#### [Work instructions]
Using the entries below, copy out all lines where "brain" is found.

..............................

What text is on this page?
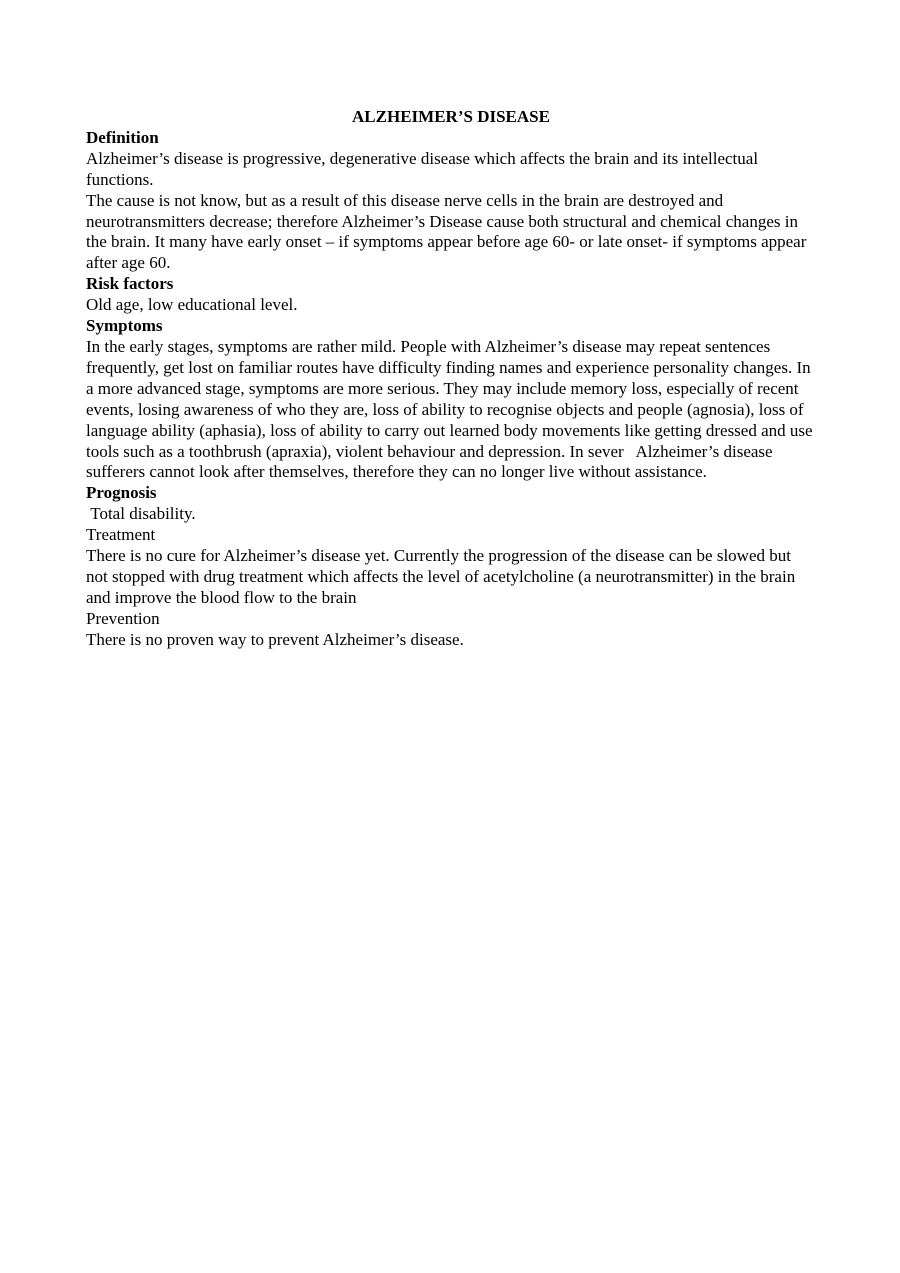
ALZHEIMER’S DISEASE

Definition

Alzheimer’s disease is progressive, degenerative disease which affects the brain and its intellectual functions.

The cause is not know, but as a result of this disease nerve cells in the brain are destroyed and neurotransmitters decrease; therefore Alzheimer’s Disease cause both structural and chemical changes in the brain. It many have early onset – if symptoms appear before age 60- or late onset- if symptoms appear after age 60.

Risk factors

Old age, low educational level.

Symptoms

In the early stages, symptoms are rather mild. People with Alzheimer’s disease may repeat sentences frequently, get lost on familiar routes have difficulty finding names and experience personality changes. In a more advanced stage, symptoms are more serious. They may include memory loss, especially of recent events, losing awareness of who they are, loss of ability to recognise objects and people (agnosia), loss of language ability (aphasia), loss of ability to carry out learned body movements like getting dressed and use tools such as a toothbrush (apraxia), violent behaviour and depression. In sever   Alzheimer’s disease sufferers cannot look after themselves, therefore they can no longer live without assistance.

Prognosis

Total disability.

Treatment

There is no cure for Alzheimer’s disease yet. Currently the progression of the disease can be slowed but not stopped with drug treatment which affects the level of acetylcholine (a neurotransmitter) in the brain and improve the blood flow to the brain

Prevention

There is no proven way to prevent Alzheimer’s disease.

..............................

#### [Written response]
Alzheimer’s disease is progressive, degenerative disease which affects the brain and its intellectual functions.
The cause is not know, but as a result of this disease nerve cells in the brain are destroyed and neurotransmitters decrease; therefore Alzheimer’s Disease cause both structural and chemical changes in the brain. It many have early onset – if symptoms appear before age 60- or late onset- if symptoms appear after age 60.
There is no cure for Alzheimer’s disease yet. Currently the progression of the disease can be slowed but not stopped with drug treatment which affects the level of acetylcholine (a neurotransmitter) in the brain and improve the blood flow to the brain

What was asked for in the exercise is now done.